DATA TO USE:
--- BEGIN ---

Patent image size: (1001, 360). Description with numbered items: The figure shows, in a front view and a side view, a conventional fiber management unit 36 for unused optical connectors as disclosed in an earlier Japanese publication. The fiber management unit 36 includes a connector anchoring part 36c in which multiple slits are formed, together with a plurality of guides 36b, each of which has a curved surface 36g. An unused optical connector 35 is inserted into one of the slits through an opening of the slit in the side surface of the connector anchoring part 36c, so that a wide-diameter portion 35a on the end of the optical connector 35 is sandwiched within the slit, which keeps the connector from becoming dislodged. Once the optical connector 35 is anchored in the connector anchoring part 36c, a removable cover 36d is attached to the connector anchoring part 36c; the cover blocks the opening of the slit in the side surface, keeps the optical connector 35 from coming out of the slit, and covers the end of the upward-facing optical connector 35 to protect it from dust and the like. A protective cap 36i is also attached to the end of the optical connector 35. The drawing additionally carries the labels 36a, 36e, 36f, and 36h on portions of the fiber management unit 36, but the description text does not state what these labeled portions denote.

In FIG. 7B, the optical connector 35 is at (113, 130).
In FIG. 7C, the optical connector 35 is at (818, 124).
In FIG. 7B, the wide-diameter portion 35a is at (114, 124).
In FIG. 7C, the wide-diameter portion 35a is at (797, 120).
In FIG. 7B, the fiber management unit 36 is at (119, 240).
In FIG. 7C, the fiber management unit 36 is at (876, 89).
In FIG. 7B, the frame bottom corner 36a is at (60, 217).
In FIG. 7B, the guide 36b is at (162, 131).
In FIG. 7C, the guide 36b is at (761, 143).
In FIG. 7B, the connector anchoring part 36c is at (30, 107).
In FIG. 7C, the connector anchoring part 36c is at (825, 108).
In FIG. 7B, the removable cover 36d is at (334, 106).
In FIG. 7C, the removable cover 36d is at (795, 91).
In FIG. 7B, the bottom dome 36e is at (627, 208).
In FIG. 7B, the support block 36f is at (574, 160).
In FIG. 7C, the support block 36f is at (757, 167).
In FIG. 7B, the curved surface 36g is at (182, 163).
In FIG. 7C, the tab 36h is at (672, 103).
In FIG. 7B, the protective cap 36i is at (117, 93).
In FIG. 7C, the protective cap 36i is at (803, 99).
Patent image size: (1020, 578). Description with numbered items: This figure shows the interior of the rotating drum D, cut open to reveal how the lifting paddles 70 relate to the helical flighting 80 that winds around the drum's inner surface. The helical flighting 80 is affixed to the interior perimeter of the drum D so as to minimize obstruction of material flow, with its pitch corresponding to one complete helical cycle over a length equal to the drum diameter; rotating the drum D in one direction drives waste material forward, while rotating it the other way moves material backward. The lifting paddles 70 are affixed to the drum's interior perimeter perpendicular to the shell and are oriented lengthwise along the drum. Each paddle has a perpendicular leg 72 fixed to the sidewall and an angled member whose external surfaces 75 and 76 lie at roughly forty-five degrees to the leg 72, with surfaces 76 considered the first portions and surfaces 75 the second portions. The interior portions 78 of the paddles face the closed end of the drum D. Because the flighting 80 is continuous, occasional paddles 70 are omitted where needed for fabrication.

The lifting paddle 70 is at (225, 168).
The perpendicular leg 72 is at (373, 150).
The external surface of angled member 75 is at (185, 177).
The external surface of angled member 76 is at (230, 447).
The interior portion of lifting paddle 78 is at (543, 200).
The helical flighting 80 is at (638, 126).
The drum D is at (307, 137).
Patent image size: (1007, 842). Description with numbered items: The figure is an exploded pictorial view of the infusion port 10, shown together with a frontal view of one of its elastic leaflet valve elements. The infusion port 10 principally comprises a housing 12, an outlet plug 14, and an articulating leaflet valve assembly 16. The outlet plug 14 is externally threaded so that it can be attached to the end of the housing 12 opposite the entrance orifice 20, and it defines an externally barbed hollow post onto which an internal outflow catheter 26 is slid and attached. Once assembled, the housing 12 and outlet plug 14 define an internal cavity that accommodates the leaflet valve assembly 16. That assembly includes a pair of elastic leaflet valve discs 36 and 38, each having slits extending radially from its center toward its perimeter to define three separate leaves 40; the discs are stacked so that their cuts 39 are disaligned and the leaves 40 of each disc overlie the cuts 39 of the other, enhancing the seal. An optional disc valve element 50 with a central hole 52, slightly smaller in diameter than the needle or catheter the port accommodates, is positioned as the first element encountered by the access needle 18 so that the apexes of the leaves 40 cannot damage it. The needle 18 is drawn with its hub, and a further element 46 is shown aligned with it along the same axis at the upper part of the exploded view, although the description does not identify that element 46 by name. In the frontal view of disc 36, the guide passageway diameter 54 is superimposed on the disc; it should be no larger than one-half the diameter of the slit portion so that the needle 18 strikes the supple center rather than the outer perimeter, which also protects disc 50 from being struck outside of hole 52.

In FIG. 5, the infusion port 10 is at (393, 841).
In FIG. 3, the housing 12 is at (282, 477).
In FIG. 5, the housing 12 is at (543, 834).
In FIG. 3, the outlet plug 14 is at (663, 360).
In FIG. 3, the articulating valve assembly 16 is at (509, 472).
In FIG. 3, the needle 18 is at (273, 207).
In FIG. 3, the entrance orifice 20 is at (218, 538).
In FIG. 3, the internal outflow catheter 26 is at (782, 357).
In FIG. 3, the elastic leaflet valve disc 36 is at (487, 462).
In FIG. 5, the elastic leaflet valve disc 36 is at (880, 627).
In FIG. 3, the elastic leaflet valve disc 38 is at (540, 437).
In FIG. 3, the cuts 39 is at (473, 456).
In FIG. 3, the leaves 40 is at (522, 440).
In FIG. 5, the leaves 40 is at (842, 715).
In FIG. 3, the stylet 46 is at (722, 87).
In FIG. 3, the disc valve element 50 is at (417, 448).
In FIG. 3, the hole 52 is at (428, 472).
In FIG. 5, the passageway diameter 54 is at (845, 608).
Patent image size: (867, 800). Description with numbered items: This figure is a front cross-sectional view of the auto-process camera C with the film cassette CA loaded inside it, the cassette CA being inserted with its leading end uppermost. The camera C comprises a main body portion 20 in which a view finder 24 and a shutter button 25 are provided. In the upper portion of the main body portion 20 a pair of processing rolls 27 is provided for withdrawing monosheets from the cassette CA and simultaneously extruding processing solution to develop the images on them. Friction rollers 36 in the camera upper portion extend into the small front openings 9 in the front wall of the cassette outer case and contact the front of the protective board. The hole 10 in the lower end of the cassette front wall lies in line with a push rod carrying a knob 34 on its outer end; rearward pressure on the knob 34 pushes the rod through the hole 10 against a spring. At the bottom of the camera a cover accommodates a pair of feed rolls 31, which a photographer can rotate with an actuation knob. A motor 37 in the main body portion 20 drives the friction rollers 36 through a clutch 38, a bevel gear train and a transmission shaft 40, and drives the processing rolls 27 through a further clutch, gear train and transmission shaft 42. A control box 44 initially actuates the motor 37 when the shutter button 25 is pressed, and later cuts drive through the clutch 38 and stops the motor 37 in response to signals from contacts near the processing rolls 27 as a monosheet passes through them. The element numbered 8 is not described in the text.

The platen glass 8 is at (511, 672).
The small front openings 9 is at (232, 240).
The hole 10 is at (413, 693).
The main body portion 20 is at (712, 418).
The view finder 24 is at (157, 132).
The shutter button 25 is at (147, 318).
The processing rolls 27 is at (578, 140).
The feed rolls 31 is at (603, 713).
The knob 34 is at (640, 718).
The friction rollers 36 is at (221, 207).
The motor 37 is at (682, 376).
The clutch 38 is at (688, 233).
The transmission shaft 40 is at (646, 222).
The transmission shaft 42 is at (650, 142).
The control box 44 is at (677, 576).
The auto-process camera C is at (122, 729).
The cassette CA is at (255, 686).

--- END ---

Copy out every line of the records above verbatim, with no changes.

EXPECTED ANSWER:
Patent image size: (1001, 360). Description with numbered items: The figure shows, in a front view and a side view, a conventional fiber management unit 36 for unused optical connectors as disclosed in an earlier Japanese publication. The fiber management unit 36 includes a connector anchoring part 36c in which multiple slits are formed, together with a plurality of guides 36b, each of which has a curved surface 36g. An unused optical connector 35 is inserted into one of the slits through an opening of the slit in the side surface of the connector anchoring part 36c, so that a wide-diameter portion 35a on the end of the optical connector 35 is sandwiched within the slit, which keeps the connector from becoming dislodged. Once the optical connector 35 is anchored in the connector anchoring part 36c, a removable cover 36d is attached to the connector anchoring part 36c; the cover blocks the opening of the slit in the side surface, keeps the optical connector 35 from coming out of the slit, and covers the end of the upward-facing optical connector 35 to protect it from dust and the like. A protective cap 36i is also attached to the end of the optical connector 35. The drawing additionally carries the labels 36a, 36e, 36f, and 36h on portions of the fiber management unit 36, but the description text does not state what these labeled portions denote.

In FIG. 7B, the optical connector 35 is at (113, 130).
In FIG. 7C, the optical connector 35 is at (818, 124).
In FIG. 7B, the wide-diameter portion 35a is at (114, 124).
In FIG. 7C, the wide-diameter portion 35a is at (797, 120).
In FIG. 7B, the fiber management unit 36 is at (119, 240).
In FIG. 7C, the fiber management unit 36 is at (876, 89).
In FIG. 7B, the frame bottom corner 36a is at (60, 217).
In FIG. 7B, the guide 36b is at (162, 131).
In FIG. 7C, the guide 36b is at (761, 143).
In FIG. 7B, the connector anchoring part 36c is at (30, 107).
In FIG. 7C, the connector anchoring part 36c is at (825, 108).
In FIG. 7B, the removable cover 36d is at (334, 106).
In FIG. 7C, the removable cover 36d is at (795, 91).
In FIG. 7B, the bottom dome 36e is at (627, 208).
In FIG. 7B, the support block 36f is at (574, 160).
In FIG. 7C, the support block 36f is at (757, 167).
In FIG. 7B, the curved surface 36g is at (182, 163).
In FIG. 7C, the tab 36h is at (672, 103).
In FIG. 7B, the protective cap 36i is at (117, 93).
In FIG. 7C, the protective cap 36i is at (803, 99).
Patent image size: (1020, 578). Description with numbered items: This figure shows the interior of the rotating drum D, cut open to reveal how the lifting paddles 70 relate to the helical flighting 80 that winds around the drum's inner surface. The helical flighting 80 is affixed to the interior perimeter of the drum D so as to minimize obstruction of material flow, with its pitch corresponding to one complete helical cycle over a length equal to the drum diameter; rotating the drum D in one direction drives waste material forward, while rotating it the other way moves material backward. The lifting paddles 70 are affixed to the drum's interior perimeter perpendicular to the shell and are oriented lengthwise along the drum. Each paddle has a perpendicular leg 72 fixed to the sidewall and an angled member whose external surfaces 75 and 76 lie at roughly forty-five degrees to the leg 72, with surfaces 76 considered the first portions and surfaces 75 the second portions. The interior portions 78 of the paddles face the closed end of the drum D. Because the flighting 80 is continuous, occasional paddles 70 are omitted where needed for fabrication.

The lifting paddle 70 is at (225, 168).
The perpendicular leg 72 is at (373, 150).
The external surface of angled member 75 is at (185, 177).
The external surface of angled member 76 is at (230, 447).
The interior portion of lifting paddle 78 is at (543, 200).
The helical flighting 80 is at (638, 126).
The drum D is at (307, 137).
Patent image size: (1007, 842). Description with numbered items: The figure is an exploded pictorial view of the infusion port 10, shown together with a frontal view of one of its elastic leaflet valve elements. The infusion port 10 principally comprises a housing 12, an outlet plug 14, and an articulating leaflet valve assembly 16. The outlet plug 14 is externally threaded so that it can be attached to the end of the housing 12 opposite the entrance orifice 20, and it defines an externally barbed hollow post onto which an internal outflow catheter 26 is slid and attached. Once assembled, the housing 12 and outlet plug 14 define an internal cavity that accommodates the leaflet valve assembly 16. That assembly includes a pair of elastic leaflet valve discs 36 and 38, each having slits extending radially from its center toward its perimeter to define three separate leaves 40; the discs are stacked so that their cuts 39 are disaligned and the leaves 40 of each disc overlie the cuts 39 of the other, enhancing the seal. An optional disc valve element 50 with a central hole 52, slightly smaller in diameter than the needle or catheter the port accommodates, is positioned as the first element encountered by the access needle 18 so that the apexes of the leaves 40 cannot damage it. The needle 18 is drawn with its hub, and a further element 46 is shown aligned with it along the same axis at the upper part of the exploded view, although the description does not identify that element 46 by name. In the frontal view of disc 36, the guide passageway diameter 54 is superimposed on the disc; it should be no larger than one-half the diameter of the slit portion so that the needle 18 strikes the supple center rather than the outer perimeter, which also protects disc 50 from being struck outside of hole 52.

In FIG. 5, the infusion port 10 is at (393, 841).
In FIG. 3, the housing 12 is at (282, 477).
In FIG. 5, the housing 12 is at (543, 834).
In FIG. 3, the outlet plug 14 is at (663, 360).
In FIG. 3, the articulating valve assembly 16 is at (509, 472).
In FIG. 3, the needle 18 is at (273, 207).
In FIG. 3, the entrance orifice 20 is at (218, 538).
In FIG. 3, the internal outflow catheter 26 is at (782, 357).
In FIG. 3, the elastic leaflet valve disc 36 is at (487, 462).
In FIG. 5, the elastic leaflet valve disc 36 is at (880, 627).
In FIG. 3, the elastic leaflet valve disc 38 is at (540, 437).
In FIG. 3, the cuts 39 is at (473, 456).
In FIG. 3, the leaves 40 is at (522, 440).
In FIG. 5, the leaves 40 is at (842, 715).
In FIG. 3, the stylet 46 is at (722, 87).
In FIG. 3, the disc valve element 50 is at (417, 448).
In FIG. 3, the hole 52 is at (428, 472).
In FIG. 5, the passageway diameter 54 is at (845, 608).
Patent image size: (867, 800). Description with numbered items: This figure is a front cross-sectional view of the auto-process camera C with the film cassette CA loaded inside it, the cassette CA being inserted with its leading end uppermost. The camera C comprises a main body portion 20 in which a view finder 24 and a shutter button 25 are provided. In the upper portion of the main body portion 20 a pair of processing rolls 27 is provided for withdrawing monosheets from the cassette CA and simultaneously extruding processing solution to develop the images on them. Friction rollers 36 in the camera upper portion extend into the small front openings 9 in the front wall of the cassette outer case and contact the front of the protective board. The hole 10 in the lower end of the cassette front wall lies in line with a push rod carrying a knob 34 on its outer end; rearward pressure on the knob 34 pushes the rod through the hole 10 against a spring. At the bottom of the camera a cover accommodates a pair of feed rolls 31, which a photographer can rotate with an actuation knob. A motor 37 in the main body portion 20 drives the friction rollers 36 through a clutch 38, a bevel gear train and a transmission shaft 40, and drives the processing rolls 27 through a further clutch, gear train and transmission shaft 42. A control box 44 initially actuates the motor 37 when the shutter button 25 is pressed, and later cuts drive through the clutch 38 and stops the motor 37 in response to signals from contacts near the processing rolls 27 as a monosheet passes through them. The element numbered 8 is not described in the text.

The platen glass 8 is at (511, 672).
The small front openings 9 is at (232, 240).
The hole 10 is at (413, 693).
The main body portion 20 is at (712, 418).
The view finder 24 is at (157, 132).
The shutter button 25 is at (147, 318).
The processing rolls 27 is at (578, 140).
The feed rolls 31 is at (603, 713).
The knob 34 is at (640, 718).
The friction rollers 36 is at (221, 207).
The motor 37 is at (682, 376).
The clutch 38 is at (688, 233).
The transmission shaft 40 is at (646, 222).
The transmission shaft 42 is at (650, 142).
The control box 44 is at (677, 576).
The auto-process camera C is at (122, 729).
The cassette CA is at (255, 686).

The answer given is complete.